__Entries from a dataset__
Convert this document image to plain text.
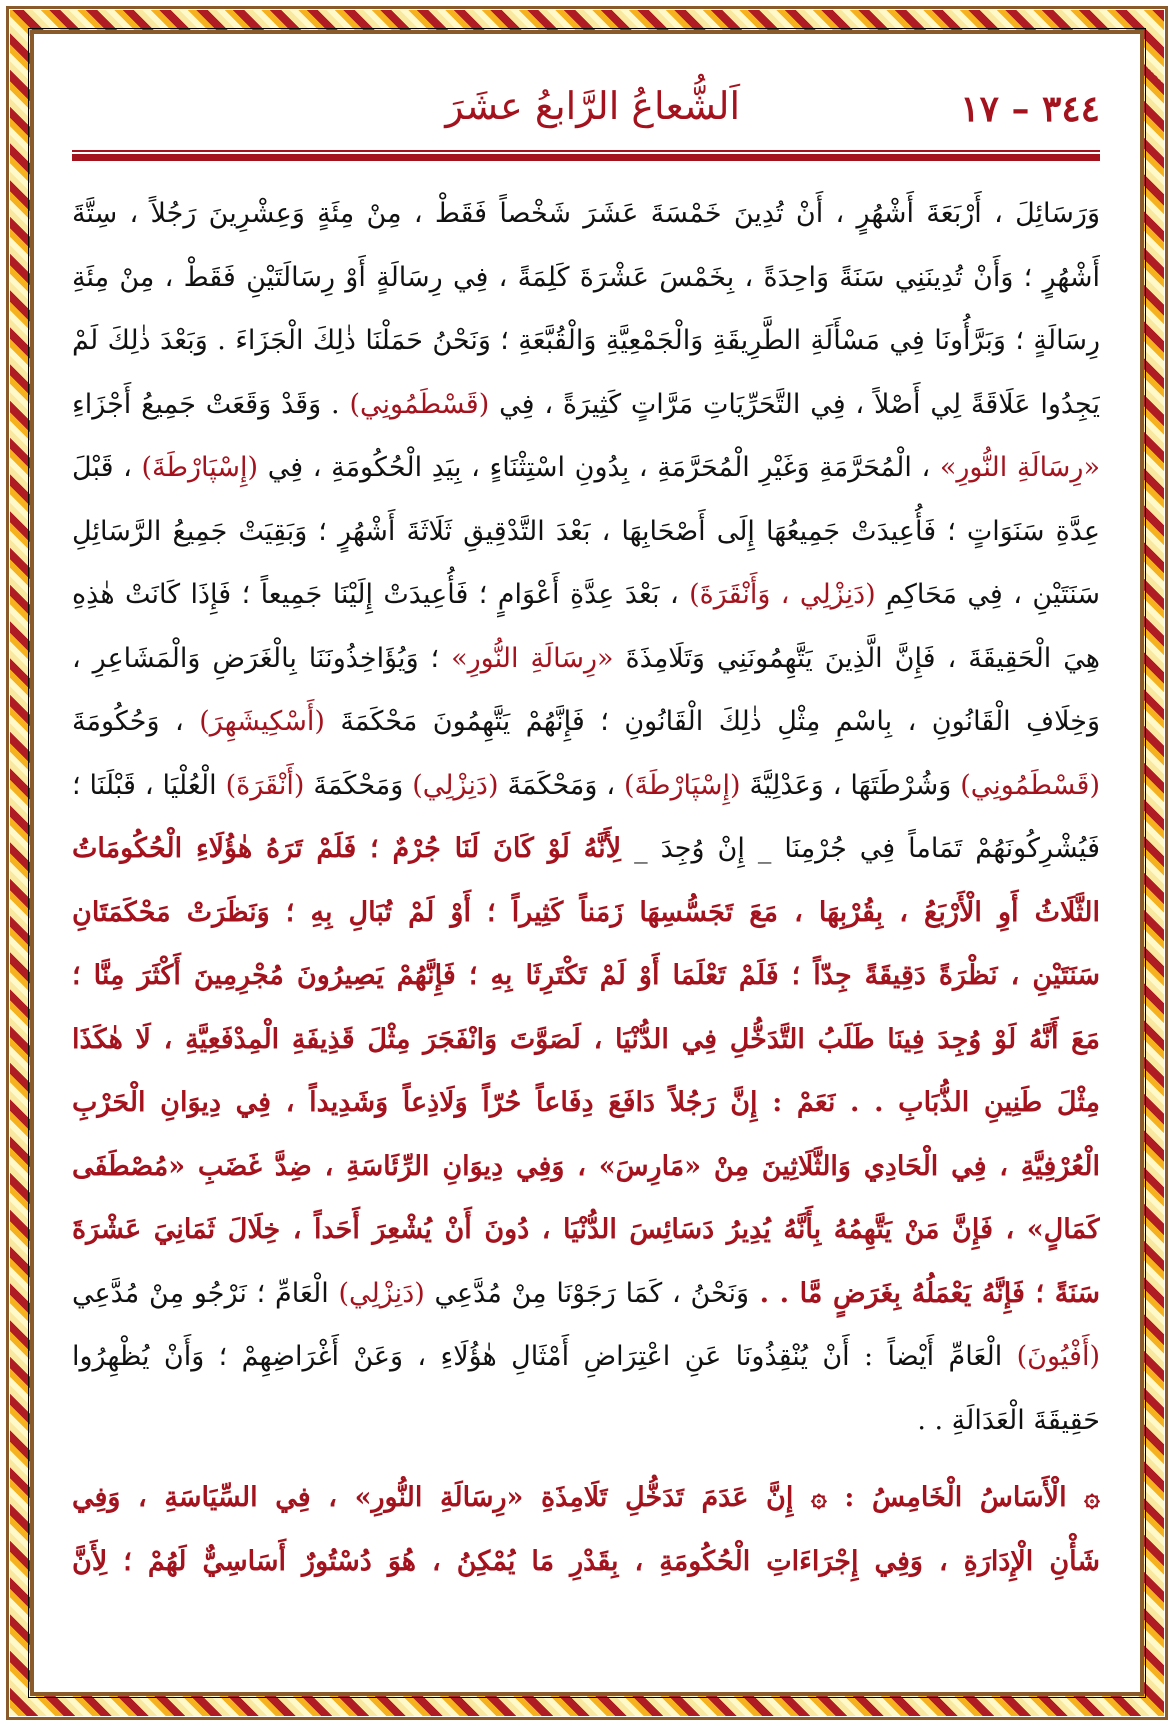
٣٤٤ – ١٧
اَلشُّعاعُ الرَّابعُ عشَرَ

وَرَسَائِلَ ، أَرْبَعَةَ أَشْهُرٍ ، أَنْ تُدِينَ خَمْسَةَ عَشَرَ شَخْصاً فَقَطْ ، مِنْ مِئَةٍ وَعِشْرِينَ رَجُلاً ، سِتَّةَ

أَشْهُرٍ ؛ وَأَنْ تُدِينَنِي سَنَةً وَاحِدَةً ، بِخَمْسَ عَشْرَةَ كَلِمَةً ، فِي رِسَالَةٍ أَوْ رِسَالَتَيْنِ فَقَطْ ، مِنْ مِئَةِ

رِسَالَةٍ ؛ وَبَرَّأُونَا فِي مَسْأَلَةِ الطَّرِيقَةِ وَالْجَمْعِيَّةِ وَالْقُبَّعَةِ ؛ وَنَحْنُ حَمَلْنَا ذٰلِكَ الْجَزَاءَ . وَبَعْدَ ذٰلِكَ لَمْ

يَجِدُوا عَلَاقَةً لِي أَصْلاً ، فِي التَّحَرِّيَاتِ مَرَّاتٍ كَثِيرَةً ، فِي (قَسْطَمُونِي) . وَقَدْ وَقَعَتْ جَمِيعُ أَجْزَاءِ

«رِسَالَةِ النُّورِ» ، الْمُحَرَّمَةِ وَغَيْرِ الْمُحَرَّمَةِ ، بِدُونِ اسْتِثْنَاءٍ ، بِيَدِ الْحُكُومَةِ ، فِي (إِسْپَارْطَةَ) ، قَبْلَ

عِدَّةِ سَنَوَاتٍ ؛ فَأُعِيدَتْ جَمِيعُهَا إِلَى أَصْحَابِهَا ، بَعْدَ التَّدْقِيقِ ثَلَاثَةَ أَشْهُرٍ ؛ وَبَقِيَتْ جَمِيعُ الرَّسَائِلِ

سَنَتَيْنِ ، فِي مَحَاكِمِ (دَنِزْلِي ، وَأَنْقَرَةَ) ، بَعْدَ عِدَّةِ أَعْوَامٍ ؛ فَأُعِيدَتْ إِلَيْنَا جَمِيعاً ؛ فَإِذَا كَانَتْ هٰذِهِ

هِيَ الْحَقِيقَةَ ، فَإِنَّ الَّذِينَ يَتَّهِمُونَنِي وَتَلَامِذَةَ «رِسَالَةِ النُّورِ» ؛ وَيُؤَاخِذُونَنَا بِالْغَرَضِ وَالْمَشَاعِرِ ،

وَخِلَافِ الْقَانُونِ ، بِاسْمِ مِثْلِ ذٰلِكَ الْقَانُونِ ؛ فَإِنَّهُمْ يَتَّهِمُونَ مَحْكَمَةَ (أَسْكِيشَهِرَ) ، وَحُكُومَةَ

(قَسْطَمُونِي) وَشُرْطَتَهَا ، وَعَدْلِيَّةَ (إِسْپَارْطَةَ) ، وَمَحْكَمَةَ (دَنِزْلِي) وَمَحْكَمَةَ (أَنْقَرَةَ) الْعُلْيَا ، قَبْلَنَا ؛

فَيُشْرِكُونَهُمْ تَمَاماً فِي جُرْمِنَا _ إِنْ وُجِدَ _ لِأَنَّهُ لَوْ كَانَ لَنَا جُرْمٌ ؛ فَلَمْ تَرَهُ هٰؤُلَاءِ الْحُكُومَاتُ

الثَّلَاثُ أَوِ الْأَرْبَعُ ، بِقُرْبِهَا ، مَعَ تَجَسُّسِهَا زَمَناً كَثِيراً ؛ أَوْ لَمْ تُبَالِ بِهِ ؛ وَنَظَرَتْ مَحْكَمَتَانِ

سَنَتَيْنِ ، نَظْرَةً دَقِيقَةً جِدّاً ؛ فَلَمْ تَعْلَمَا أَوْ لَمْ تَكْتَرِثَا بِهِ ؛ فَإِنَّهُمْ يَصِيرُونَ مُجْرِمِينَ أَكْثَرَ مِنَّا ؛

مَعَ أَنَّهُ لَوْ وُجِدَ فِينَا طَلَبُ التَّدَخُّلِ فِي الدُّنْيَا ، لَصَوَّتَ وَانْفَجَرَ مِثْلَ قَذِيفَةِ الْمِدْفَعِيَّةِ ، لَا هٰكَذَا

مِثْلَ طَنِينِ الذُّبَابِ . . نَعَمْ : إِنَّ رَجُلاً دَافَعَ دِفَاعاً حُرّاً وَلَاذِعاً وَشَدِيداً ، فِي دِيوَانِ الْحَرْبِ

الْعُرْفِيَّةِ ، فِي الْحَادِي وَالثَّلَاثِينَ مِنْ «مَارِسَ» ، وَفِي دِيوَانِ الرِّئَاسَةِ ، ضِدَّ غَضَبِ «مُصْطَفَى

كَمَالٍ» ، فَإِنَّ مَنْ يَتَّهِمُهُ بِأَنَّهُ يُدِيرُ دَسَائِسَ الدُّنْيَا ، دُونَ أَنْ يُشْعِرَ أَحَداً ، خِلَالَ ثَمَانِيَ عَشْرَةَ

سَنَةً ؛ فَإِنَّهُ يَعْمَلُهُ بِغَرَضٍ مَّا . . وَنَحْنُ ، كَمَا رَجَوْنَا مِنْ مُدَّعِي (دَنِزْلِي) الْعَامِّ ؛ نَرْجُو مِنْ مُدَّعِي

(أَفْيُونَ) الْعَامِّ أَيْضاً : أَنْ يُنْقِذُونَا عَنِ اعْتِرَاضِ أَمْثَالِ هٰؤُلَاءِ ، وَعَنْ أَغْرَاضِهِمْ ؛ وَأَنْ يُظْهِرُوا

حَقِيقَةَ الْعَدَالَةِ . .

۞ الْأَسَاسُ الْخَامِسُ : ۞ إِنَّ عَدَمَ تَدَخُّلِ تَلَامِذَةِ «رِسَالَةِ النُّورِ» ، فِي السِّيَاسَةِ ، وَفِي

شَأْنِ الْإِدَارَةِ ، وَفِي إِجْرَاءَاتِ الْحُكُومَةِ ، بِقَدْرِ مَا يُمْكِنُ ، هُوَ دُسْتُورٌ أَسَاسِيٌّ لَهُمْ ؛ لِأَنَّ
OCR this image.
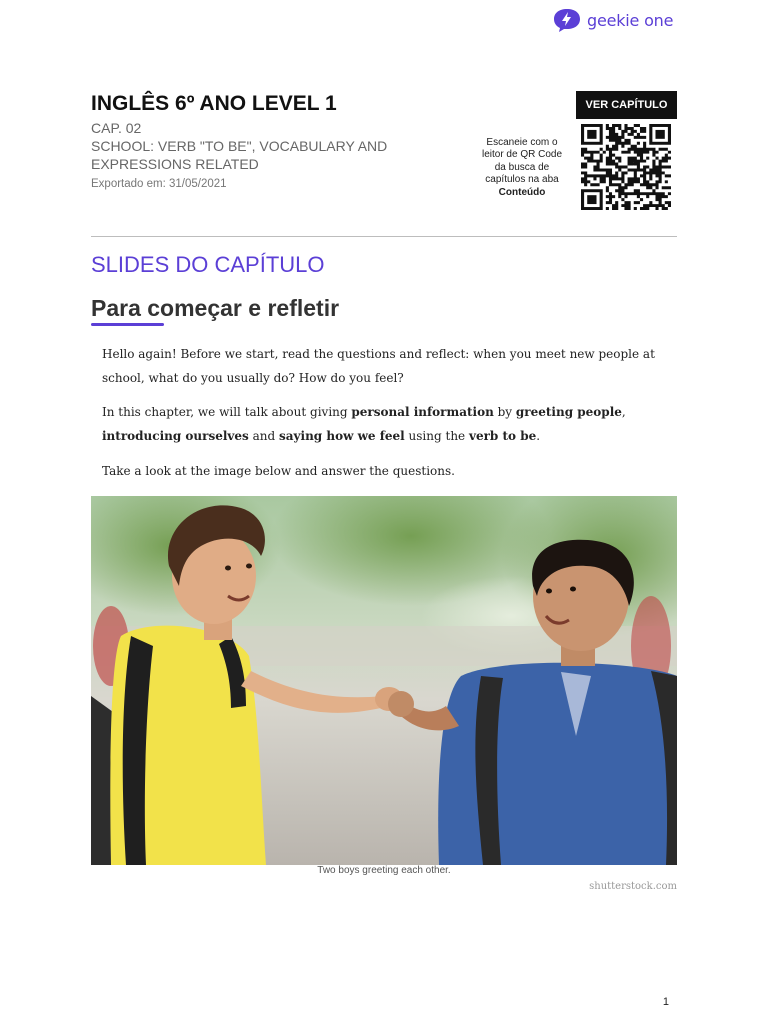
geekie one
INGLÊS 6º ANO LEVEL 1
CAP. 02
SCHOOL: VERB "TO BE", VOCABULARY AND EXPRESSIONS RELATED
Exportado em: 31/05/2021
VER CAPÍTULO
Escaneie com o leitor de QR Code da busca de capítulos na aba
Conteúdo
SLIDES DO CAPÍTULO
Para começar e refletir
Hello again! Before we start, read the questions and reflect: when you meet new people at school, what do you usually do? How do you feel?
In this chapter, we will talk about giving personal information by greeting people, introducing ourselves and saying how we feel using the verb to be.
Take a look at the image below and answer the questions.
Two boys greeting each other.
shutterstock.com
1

__Written task__
Output each line exactly; omit every picture.

__Correct output__
Convert this document image to plain text.
٣٤٤ – ١٧
اَلشُّعاعُ الرَّابعُ عشَرَ

وَرَسَائِلَ ، أَرْبَعَةَ أَشْهُرٍ ، أَنْ تُدِينَ خَمْسَةَ عَشَرَ شَخْصاً فَقَطْ ، مِنْ مِئَةٍ وَعِشْرِينَ رَجُلاً ، سِتَّةَ

أَشْهُرٍ ؛ وَأَنْ تُدِينَنِي سَنَةً وَاحِدَةً ، بِخَمْسَ عَشْرَةَ كَلِمَةً ، فِي رِسَالَةٍ أَوْ رِسَالَتَيْنِ فَقَطْ ، مِنْ مِئَةِ

رِسَالَةٍ ؛ وَبَرَّأُونَا فِي مَسْأَلَةِ الطَّرِيقَةِ وَالْجَمْعِيَّةِ وَالْقُبَّعَةِ ؛ وَنَحْنُ حَمَلْنَا ذٰلِكَ الْجَزَاءَ . وَبَعْدَ ذٰلِكَ لَمْ

يَجِدُوا عَلَاقَةً لِي أَصْلاً ، فِي التَّحَرِّيَاتِ مَرَّاتٍ كَثِيرَةً ، فِي (قَسْطَمُونِي) . وَقَدْ وَقَعَتْ جَمِيعُ أَجْزَاءِ

«رِسَالَةِ النُّورِ» ، الْمُحَرَّمَةِ وَغَيْرِ الْمُحَرَّمَةِ ، بِدُونِ اسْتِثْنَاءٍ ، بِيَدِ الْحُكُومَةِ ، فِي (إِسْپَارْطَةَ) ، قَبْلَ

عِدَّةِ سَنَوَاتٍ ؛ فَأُعِيدَتْ جَمِيعُهَا إِلَى أَصْحَابِهَا ، بَعْدَ التَّدْقِيقِ ثَلَاثَةَ أَشْهُرٍ ؛ وَبَقِيَتْ جَمِيعُ الرَّسَائِلِ

سَنَتَيْنِ ، فِي مَحَاكِمِ (دَنِزْلِي ، وَأَنْقَرَةَ) ، بَعْدَ عِدَّةِ أَعْوَامٍ ؛ فَأُعِيدَتْ إِلَيْنَا جَمِيعاً ؛ فَإِذَا كَانَتْ هٰذِهِ

هِيَ الْحَقِيقَةَ ، فَإِنَّ الَّذِينَ يَتَّهِمُونَنِي وَتَلَامِذَةَ «رِسَالَةِ النُّورِ» ؛ وَيُؤَاخِذُونَنَا بِالْغَرَضِ وَالْمَشَاعِرِ ،

وَخِلَافِ الْقَانُونِ ، بِاسْمِ مِثْلِ ذٰلِكَ الْقَانُونِ ؛ فَإِنَّهُمْ يَتَّهِمُونَ مَحْكَمَةَ (أَسْكِيشَهِرَ) ، وَحُكُومَةَ

(قَسْطَمُونِي) وَشُرْطَتَهَا ، وَعَدْلِيَّةَ (إِسْپَارْطَةَ) ، وَمَحْكَمَةَ (دَنِزْلِي) وَمَحْكَمَةَ (أَنْقَرَةَ) الْعُلْيَا ، قَبْلَنَا ؛

فَيُشْرِكُونَهُمْ تَمَاماً فِي جُرْمِنَا _ إِنْ وُجِدَ _ لِأَنَّهُ لَوْ كَانَ لَنَا جُرْمٌ ؛ فَلَمْ تَرَهُ هٰؤُلَاءِ الْحُكُومَاتُ

الثَّلَاثُ أَوِ الْأَرْبَعُ ، بِقُرْبِهَا ، مَعَ تَجَسُّسِهَا زَمَناً كَثِيراً ؛ أَوْ لَمْ تُبَالِ بِهِ ؛ وَنَظَرَتْ مَحْكَمَتَانِ

سَنَتَيْنِ ، نَظْرَةً دَقِيقَةً جِدّاً ؛ فَلَمْ تَعْلَمَا أَوْ لَمْ تَكْتَرِثَا بِهِ ؛ فَإِنَّهُمْ يَصِيرُونَ مُجْرِمِينَ أَكْثَرَ مِنَّا ؛

مَعَ أَنَّهُ لَوْ وُجِدَ فِينَا طَلَبُ التَّدَخُّلِ فِي الدُّنْيَا ، لَصَوَّتَ وَانْفَجَرَ مِثْلَ قَذِيفَةِ الْمِدْفَعِيَّةِ ، لَا هٰكَذَا

مِثْلَ طَنِينِ الذُّبَابِ . . نَعَمْ : إِنَّ رَجُلاً دَافَعَ دِفَاعاً حُرّاً وَلَاذِعاً وَشَدِيداً ، فِي دِيوَانِ الْحَرْبِ

الْعُرْفِيَّةِ ، فِي الْحَادِي وَالثَّلَاثِينَ مِنْ «مَارِسَ» ، وَفِي دِيوَانِ الرِّئَاسَةِ ، ضِدَّ غَضَبِ «مُصْطَفَى

كَمَالٍ» ، فَإِنَّ مَنْ يَتَّهِمُهُ بِأَنَّهُ يُدِيرُ دَسَائِسَ الدُّنْيَا ، دُونَ أَنْ يُشْعِرَ أَحَداً ، خِلَالَ ثَمَانِيَ عَشْرَةَ

سَنَةً ؛ فَإِنَّهُ يَعْمَلُهُ بِغَرَضٍ مَّا . . وَنَحْنُ ، كَمَا رَجَوْنَا مِنْ مُدَّعِي (دَنِزْلِي) الْعَامِّ ؛ نَرْجُو مِنْ مُدَّعِي

(أَفْيُونَ) الْعَامِّ أَيْضاً : أَنْ يُنْقِذُونَا عَنِ اعْتِرَاضِ أَمْثَالِ هٰؤُلَاءِ ، وَعَنْ أَغْرَاضِهِمْ ؛ وَأَنْ يُظْهِرُوا

حَقِيقَةَ الْعَدَالَةِ . .

۞ الْأَسَاسُ الْخَامِسُ : ۞ إِنَّ عَدَمَ تَدَخُّلِ تَلَامِذَةِ «رِسَالَةِ النُّورِ» ، فِي السِّيَاسَةِ ، وَفِي

شَأْنِ الْإِدَارَةِ ، وَفِي إِجْرَاءَاتِ الْحُكُومَةِ ، بِقَدْرِ مَا يُمْكِنُ ، هُوَ دُسْتُورٌ أَسَاسِيٌّ لَهُمْ ؛ لِأَنَّ
OCR this image.
geekie one
INGLÊS 6º ANO LEVEL 1
CAP. 02
SCHOOL: VERB "TO BE", VOCABULARY AND EXPRESSIONS RELATED
Exportado em: 31/05/2021
VER CAPÍTULO
Escaneie com o leitor de QR Code da busca de capítulos na aba
Conteúdo
SLIDES DO CAPÍTULO
Para começar e refletir
Hello again! Before we start, read the questions and reflect: when you meet new people at school, what do you usually do? How do you feel?
In this chapter, we will talk about giving personal information by greeting people, introducing ourselves and saying how we feel using the verb to be.
Take a look at the image below and answer the questions.
Two boys greeting each other.
shutterstock.com
1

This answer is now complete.